##### Record set #####

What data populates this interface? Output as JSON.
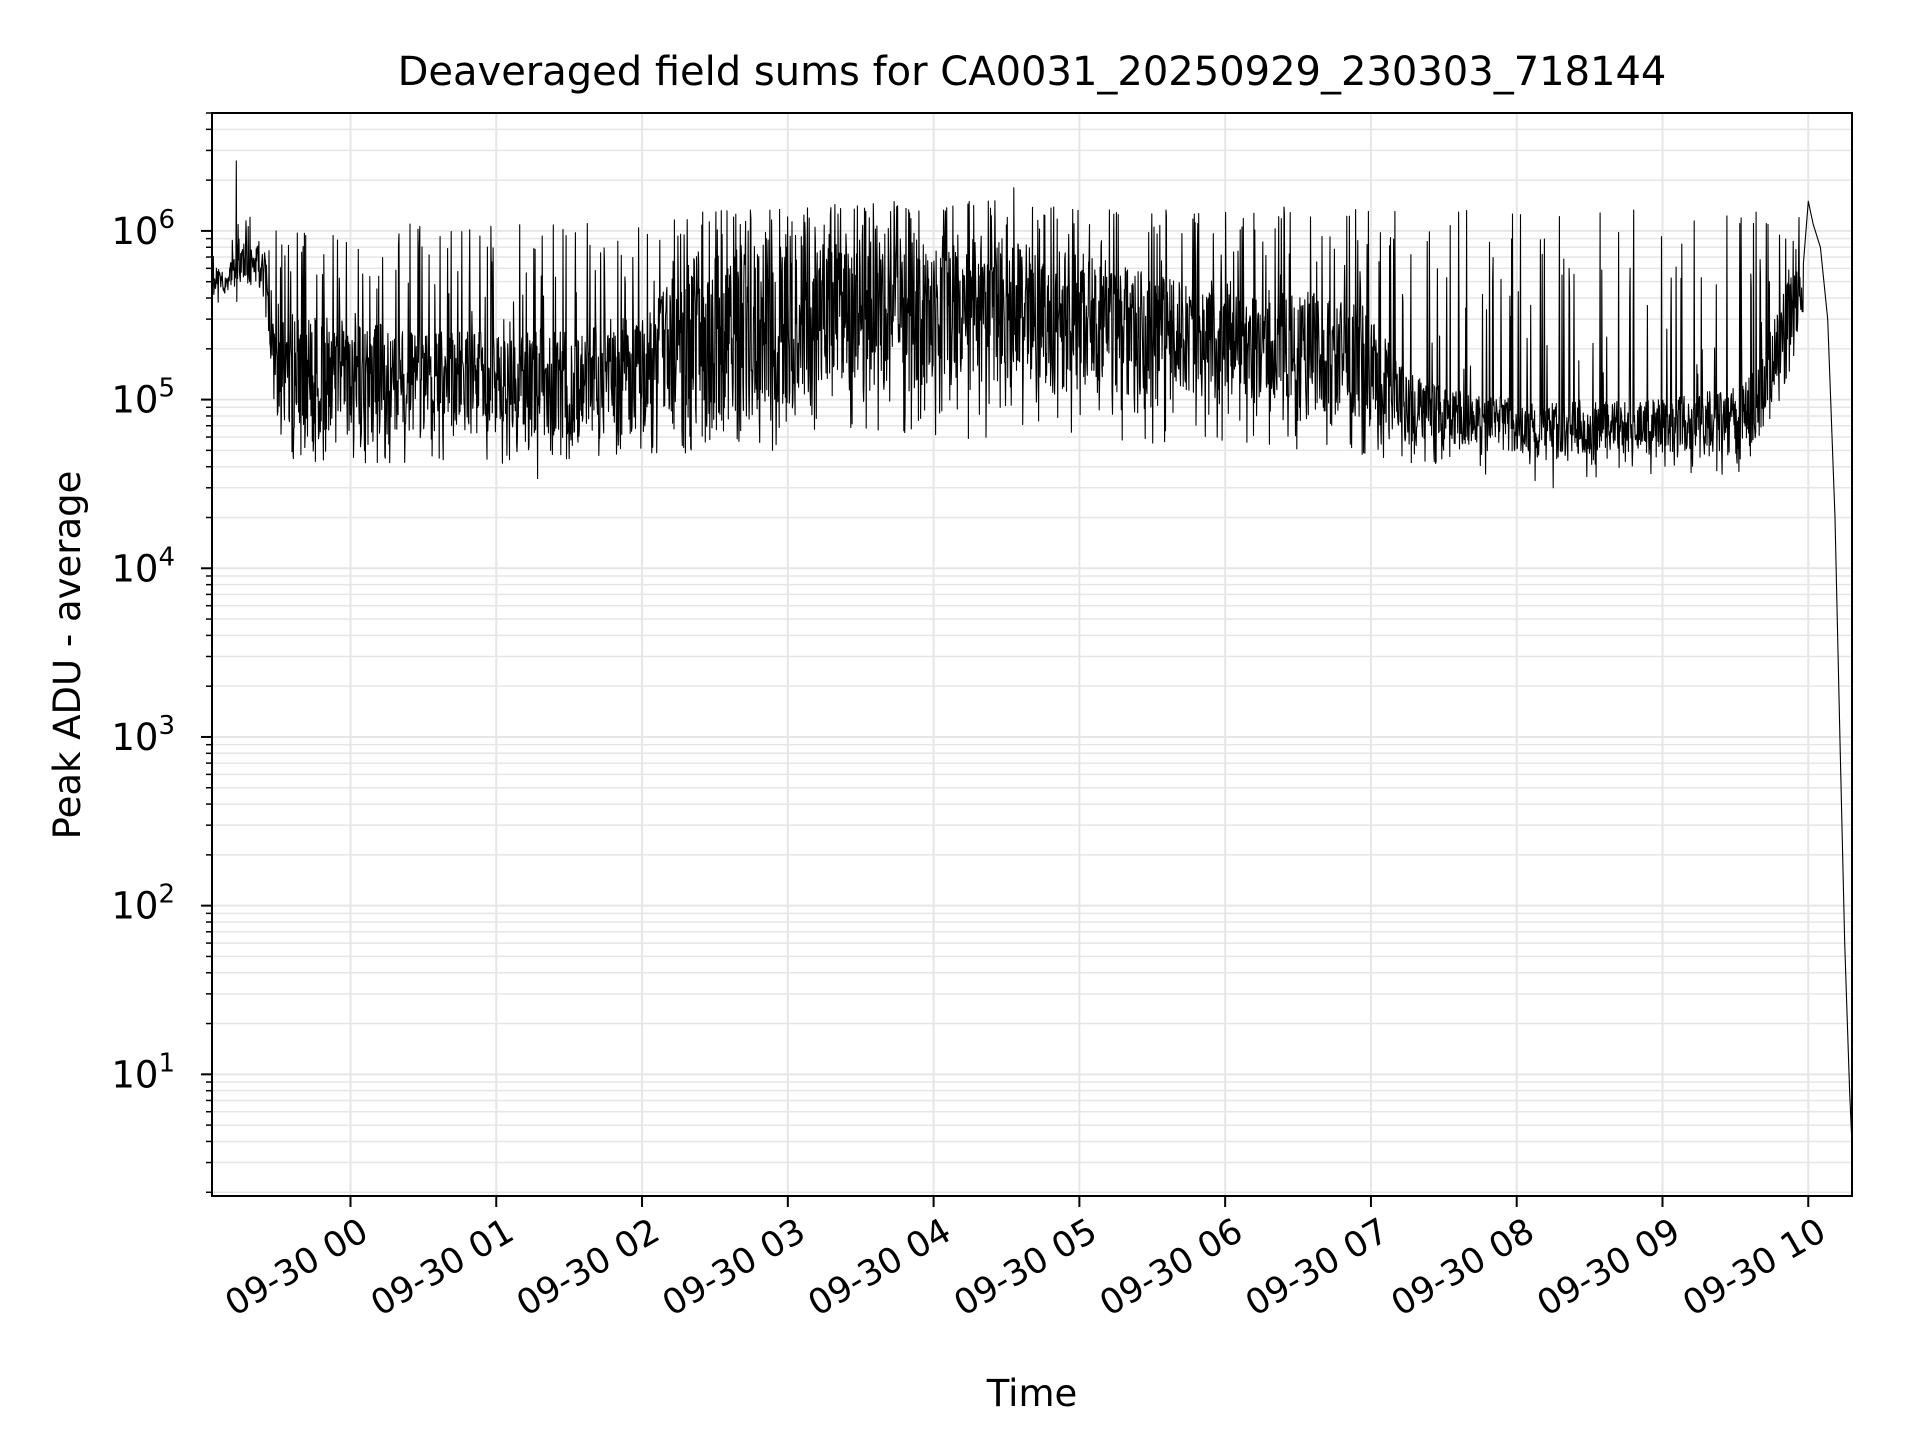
{
  "chart_data": {
    "type": "line",
    "title": "Deaveraged field sums for CA0031_20250929_230303_718144",
    "xlabel": "Time",
    "ylabel": "Peak ADU - average",
    "yscale": "log",
    "ylim": [
      1.9,
      5000000
    ],
    "xlim": [
      "2025-09-29 23:03",
      "2025-09-30 10:18"
    ],
    "grid": true,
    "line_color": "#000000",
    "grid_color": "#e6e6e6",
    "x_ticks": [
      {
        "t": "2025-09-30 00:00",
        "label": "09-30 00"
      },
      {
        "t": "2025-09-30 01:00",
        "label": "09-30 01"
      },
      {
        "t": "2025-09-30 02:00",
        "label": "09-30 02"
      },
      {
        "t": "2025-09-30 03:00",
        "label": "09-30 03"
      },
      {
        "t": "2025-09-30 04:00",
        "label": "09-30 04"
      },
      {
        "t": "2025-09-30 05:00",
        "label": "09-30 05"
      },
      {
        "t": "2025-09-30 06:00",
        "label": "09-30 06"
      },
      {
        "t": "2025-09-30 07:00",
        "label": "09-30 07"
      },
      {
        "t": "2025-09-30 08:00",
        "label": "09-30 08"
      },
      {
        "t": "2025-09-30 09:00",
        "label": "09-30 09"
      },
      {
        "t": "2025-09-30 10:00",
        "label": "09-30 10"
      }
    ],
    "y_ticks": [
      {
        "value": 10,
        "base": "10",
        "exp": "1"
      },
      {
        "value": 100,
        "base": "10",
        "exp": "2"
      },
      {
        "value": 1000,
        "base": "10",
        "exp": "3"
      },
      {
        "value": 10000,
        "base": "10",
        "exp": "4"
      },
      {
        "value": 100000,
        "base": "10",
        "exp": "5"
      },
      {
        "value": 1000000,
        "base": "10",
        "exp": "6"
      }
    ],
    "series": [
      {
        "envelope": {
          "x": [
            "2025-09-29 23:03",
            "2025-09-29 23:10",
            "2025-09-29 23:14",
            "2025-09-29 23:20",
            "2025-09-29 23:25",
            "2025-09-29 23:30",
            "2025-09-29 23:45",
            "2025-09-30 00:00",
            "2025-09-30 00:30",
            "2025-09-30 01:00",
            "2025-09-30 01:30",
            "2025-09-30 02:00",
            "2025-09-30 02:20",
            "2025-09-30 03:00",
            "2025-09-30 03:30",
            "2025-09-30 04:00",
            "2025-09-30 04:30",
            "2025-09-30 05:00",
            "2025-09-30 05:30",
            "2025-09-30 06:00",
            "2025-09-30 06:30",
            "2025-09-30 06:55",
            "2025-09-30 07:15",
            "2025-09-30 07:30",
            "2025-09-30 08:00",
            "2025-09-30 08:30",
            "2025-09-30 09:00",
            "2025-09-30 09:30",
            "2025-09-30 09:40",
            "2025-09-30 09:50",
            "2025-09-30 09:58"
          ],
          "base_low": [
            450000,
            420000,
            500000,
            450000,
            400000,
            60000,
            60000,
            60000,
            65000,
            62000,
            55000,
            62000,
            60000,
            90000,
            110000,
            120000,
            130000,
            110000,
            100000,
            100000,
            90000,
            80000,
            55000,
            55000,
            48000,
            48000,
            48000,
            48000,
            60000,
            150000,
            300000
          ],
          "base_high": [
            650000,
            600000,
            1000000,
            900000,
            700000,
            300000,
            320000,
            300000,
            260000,
            250000,
            280000,
            320000,
            700000,
            1000000,
            1000000,
            1000000,
            900000,
            750000,
            550000,
            500000,
            450000,
            400000,
            150000,
            120000,
            100000,
            100000,
            100000,
            120000,
            160000,
            450000,
            700000
          ],
          "floor": [
            350000,
            300000,
            400000,
            350000,
            300000,
            45000,
            42000,
            42000,
            42000,
            40000,
            38000,
            45000,
            45000,
            50000,
            55000,
            55000,
            55000,
            55000,
            55000,
            55000,
            50000,
            45000,
            42000,
            38000,
            33000,
            33000,
            36000,
            36000,
            45000,
            120000,
            250000
          ],
          "ceiling": [
            700000,
            800000,
            1800000,
            1100000,
            1000000,
            1100000,
            1100000,
            1100000,
            1100000,
            1100000,
            1100000,
            1200000,
            1300000,
            1400000,
            1500000,
            1600000,
            1500000,
            1500000,
            1400000,
            1400000,
            1400000,
            1400000,
            1400000,
            1400000,
            1400000,
            1400000,
            1400000,
            1400000,
            1400000,
            1300000,
            1200000
          ]
        },
        "notable_points": [
          {
            "x": "2025-09-29 23:13",
            "y": 2600000
          },
          {
            "x": "2025-09-30 04:33",
            "y": 1800000
          },
          {
            "x": "2025-09-30 08:15",
            "y": 30000
          },
          {
            "x": "2025-09-30 01:17",
            "y": 34000
          }
        ],
        "decay_tail": {
          "x": [
            "2025-09-30 10:00",
            "2025-09-30 10:02",
            "2025-09-30 10:05",
            "2025-09-30 10:08",
            "2025-09-30 10:11",
            "2025-09-30 10:13",
            "2025-09-30 10:15",
            "2025-09-30 10:17",
            "2025-09-30 10:18"
          ],
          "y": [
            1500000,
            1100000,
            800000,
            300000,
            20000,
            1000,
            60,
            8,
            3.8
          ]
        }
      }
    ]
  }
}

#####

Show, from the material above, each line that includes the string "value".

• Output:
        "value": 10,
        "value": 100,
        "value": 1000,
        "value": 10000,
        "value": 100000,
        "value": 1000000,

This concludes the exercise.